───── DATASET ENTRIES ─────
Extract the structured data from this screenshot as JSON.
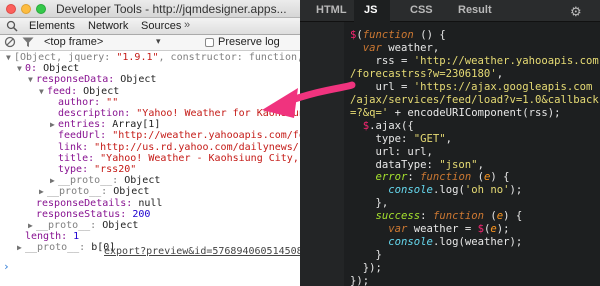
{
  "devtools": {
    "window_title": "Developer Tools - http://jqmdesigner.apps...",
    "tabs": [
      "Elements",
      "Network",
      "Sources"
    ],
    "more_tabs": "»",
    "frame_select": "<top frame>",
    "preserve_log": "Preserve log",
    "console_lines": [
      {
        "arrow": "▼",
        "text": "[Object, jquery: \"1.9.1\", constructor: function, ",
        "parts": [
          [
            "g",
            "[Object, jquery: "
          ],
          [
            "s",
            "\"1.9.1\""
          ],
          [
            "g",
            ", constructor: function, "
          ]
        ]
      },
      {
        "arrow": "▼",
        "text": "0: Object",
        "parts": [
          [
            "k",
            "0"
          ],
          [
            "",
            "Object"
          ]
        ]
      },
      {
        "arrow": "▼",
        "text": "responseData: Object",
        "parts": [
          [
            "k",
            "responseData"
          ],
          [
            "",
            "Object"
          ]
        ]
      },
      {
        "arrow": "▼",
        "text": "feed: Object",
        "parts": [
          [
            "k",
            "feed"
          ],
          [
            "",
            "Object"
          ]
        ]
      },
      {
        "arrow": "",
        "text": "author: \"\"",
        "parts": [
          [
            "k",
            "author"
          ],
          [
            "s",
            "\"\""
          ]
        ]
      },
      {
        "arrow": "",
        "text": "description: \"Yahoo! Weather for Kaohsiung",
        "parts": [
          [
            "k",
            "description"
          ],
          [
            "s",
            "\"Yahoo! Weather for Kaohsiung"
          ]
        ]
      },
      {
        "arrow": "▶",
        "text": "entries: Array[1]",
        "parts": [
          [
            "k",
            "entries"
          ],
          [
            "",
            "Array[1]"
          ]
        ]
      },
      {
        "arrow": "",
        "text": "feedUrl: \"http://weather.yahooapis.com/for",
        "parts": [
          [
            "k",
            "feedUrl"
          ],
          [
            "s",
            "\"http://weather.yahooapis.com/for"
          ]
        ]
      },
      {
        "arrow": "",
        "text": "link: \"http://us.rd.yahoo.com/dailynews/rs",
        "parts": [
          [
            "k",
            "link"
          ],
          [
            "s",
            "\"http://us.rd.yahoo.com/dailynews/rs"
          ]
        ]
      },
      {
        "arrow": "",
        "text": "title: \"Yahoo! Weather - Kaohsiung City, T",
        "parts": [
          [
            "k",
            "title"
          ],
          [
            "s",
            "\"Yahoo! Weather - Kaohsiung City, T"
          ]
        ]
      },
      {
        "arrow": "",
        "text": "type: \"rss20\"",
        "parts": [
          [
            "k",
            "type"
          ],
          [
            "s",
            "\"rss20\""
          ]
        ]
      },
      {
        "arrow": "▶",
        "text": "__proto__: Object",
        "parts": [
          [
            "g",
            "__proto__"
          ],
          [
            "",
            "Object"
          ]
        ]
      },
      {
        "arrow": "▶",
        "text": "__proto__: Object",
        "parts": [
          [
            "g",
            "__proto__"
          ],
          [
            "",
            "Object"
          ]
        ]
      },
      {
        "arrow": "",
        "text": "responseDetails: null",
        "parts": [
          [
            "k",
            "responseDetails"
          ],
          [
            "",
            "null"
          ]
        ]
      },
      {
        "arrow": "",
        "text": "responseStatus: 200",
        "parts": [
          [
            "k",
            "responseStatus"
          ],
          [
            "n",
            "200"
          ]
        ]
      },
      {
        "arrow": "▶",
        "text": "__proto__: Object",
        "parts": [
          [
            "g",
            "__proto__"
          ],
          [
            "",
            "Object"
          ]
        ]
      },
      {
        "arrow": "",
        "text": "length: 1",
        "parts": [
          [
            "k",
            "length"
          ],
          [
            "n",
            "1"
          ]
        ]
      },
      {
        "arrow": "▶",
        "text": "__proto__: b[0]",
        "parts": [
          [
            "g",
            "__proto__"
          ],
          [
            "",
            "b[0]"
          ]
        ]
      }
    ],
    "export_link": "export?preview&id=5768940605145088:14",
    "prompt": "›"
  },
  "editor": {
    "tabs": [
      "HTML",
      "JS",
      "CSS",
      "Result"
    ],
    "active_tab": "JS",
    "settings_icon": "gear-icon",
    "code_lines": [
      "$(function () {",
      "  var weather,",
      "    rss = 'http://weather.yahooapis.com",
      "/forecastrss?w=2306180',",
      "    url = 'https://ajax.googleapis.com",
      "/ajax/services/feed/load?v=1.0&callback",
      "=?&q=' + encodeURIComponent(rss);",
      "  $.ajax({",
      "    type: \"GET\",",
      "    url: url,",
      "    dataType: \"json\",",
      "    error: function (e) {",
      "      console.log('oh no');",
      "    },",
      "    success: function (e) {",
      "      var weather = $(e);",
      "      console.log(weather);",
      "    }",
      "  });",
      "});"
    ]
  },
  "colors": {
    "arrow": "#f0337e",
    "editor_bg": "#1d1f20",
    "accent_string": "#e6db74"
  }
}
─────
### WHAT IS NEEDED
Strip out the images, then output the records above word for word.

### SOLUTION TO THIS EXERCISE
Extract the structured data from this screenshot as JSON.
{
  "devtools": {
    "window_title": "Developer Tools - http://jqmdesigner.apps...",
    "tabs": [
      "Elements",
      "Network",
      "Sources"
    ],
    "more_tabs": "»",
    "frame_select": "<top frame>",
    "preserve_log": "Preserve log",
    "console_lines": [
      {
        "arrow": "▼",
        "text": "[Object, jquery: \"1.9.1\", constructor: function, ",
        "parts": [
          [
            "g",
            "[Object, jquery: "
          ],
          [
            "s",
            "\"1.9.1\""
          ],
          [
            "g",
            ", constructor: function, "
          ]
        ]
      },
      {
        "arrow": "▼",
        "text": "0: Object",
        "parts": [
          [
            "k",
            "0"
          ],
          [
            "",
            "Object"
          ]
        ]
      },
      {
        "arrow": "▼",
        "text": "responseData: Object",
        "parts": [
          [
            "k",
            "responseData"
          ],
          [
            "",
            "Object"
          ]
        ]
      },
      {
        "arrow": "▼",
        "text": "feed: Object",
        "parts": [
          [
            "k",
            "feed"
          ],
          [
            "",
            "Object"
          ]
        ]
      },
      {
        "arrow": "",
        "text": "author: \"\"",
        "parts": [
          [
            "k",
            "author"
          ],
          [
            "s",
            "\"\""
          ]
        ]
      },
      {
        "arrow": "",
        "text": "description: \"Yahoo! Weather for Kaohsiung",
        "parts": [
          [
            "k",
            "description"
          ],
          [
            "s",
            "\"Yahoo! Weather for Kaohsiung"
          ]
        ]
      },
      {
        "arrow": "▶",
        "text": "entries: Array[1]",
        "parts": [
          [
            "k",
            "entries"
          ],
          [
            "",
            "Array[1]"
          ]
        ]
      },
      {
        "arrow": "",
        "text": "feedUrl: \"http://weather.yahooapis.com/for",
        "parts": [
          [
            "k",
            "feedUrl"
          ],
          [
            "s",
            "\"http://weather.yahooapis.com/for"
          ]
        ]
      },
      {
        "arrow": "",
        "text": "link: \"http://us.rd.yahoo.com/dailynews/rs",
        "parts": [
          [
            "k",
            "link"
          ],
          [
            "s",
            "\"http://us.rd.yahoo.com/dailynews/rs"
          ]
        ]
      },
      {
        "arrow": "",
        "text": "title: \"Yahoo! Weather - Kaohsiung City, T",
        "parts": [
          [
            "k",
            "title"
          ],
          [
            "s",
            "\"Yahoo! Weather - Kaohsiung City, T"
          ]
        ]
      },
      {
        "arrow": "",
        "text": "type: \"rss20\"",
        "parts": [
          [
            "k",
            "type"
          ],
          [
            "s",
            "\"rss20\""
          ]
        ]
      },
      {
        "arrow": "▶",
        "text": "__proto__: Object",
        "parts": [
          [
            "g",
            "__proto__"
          ],
          [
            "",
            "Object"
          ]
        ]
      },
      {
        "arrow": "▶",
        "text": "__proto__: Object",
        "parts": [
          [
            "g",
            "__proto__"
          ],
          [
            "",
            "Object"
          ]
        ]
      },
      {
        "arrow": "",
        "text": "responseDetails: null",
        "parts": [
          [
            "k",
            "responseDetails"
          ],
          [
            "",
            "null"
          ]
        ]
      },
      {
        "arrow": "",
        "text": "responseStatus: 200",
        "parts": [
          [
            "k",
            "responseStatus"
          ],
          [
            "n",
            "200"
          ]
        ]
      },
      {
        "arrow": "▶",
        "text": "__proto__: Object",
        "parts": [
          [
            "g",
            "__proto__"
          ],
          [
            "",
            "Object"
          ]
        ]
      },
      {
        "arrow": "",
        "text": "length: 1",
        "parts": [
          [
            "k",
            "length"
          ],
          [
            "n",
            "1"
          ]
        ]
      },
      {
        "arrow": "▶",
        "text": "__proto__: b[0]",
        "parts": [
          [
            "g",
            "__proto__"
          ],
          [
            "",
            "b[0]"
          ]
        ]
      }
    ],
    "export_link": "export?preview&id=5768940605145088:14",
    "prompt": "›"
  },
  "editor": {
    "tabs": [
      "HTML",
      "JS",
      "CSS",
      "Result"
    ],
    "active_tab": "JS",
    "settings_icon": "gear-icon",
    "code_lines": [
      "$(function () {",
      "  var weather,",
      "    rss = 'http://weather.yahooapis.com",
      "/forecastrss?w=2306180',",
      "    url = 'https://ajax.googleapis.com",
      "/ajax/services/feed/load?v=1.0&callback",
      "=?&q=' + encodeURIComponent(rss);",
      "  $.ajax({",
      "    type: \"GET\",",
      "    url: url,",
      "    dataType: \"json\",",
      "    error: function (e) {",
      "      console.log('oh no');",
      "    },",
      "    success: function (e) {",
      "      var weather = $(e);",
      "      console.log(weather);",
      "    }",
      "  });",
      "});"
    ]
  },
  "colors": {
    "arrow": "#f0337e",
    "editor_bg": "#1d1f20",
    "accent_string": "#e6db74"
  }
}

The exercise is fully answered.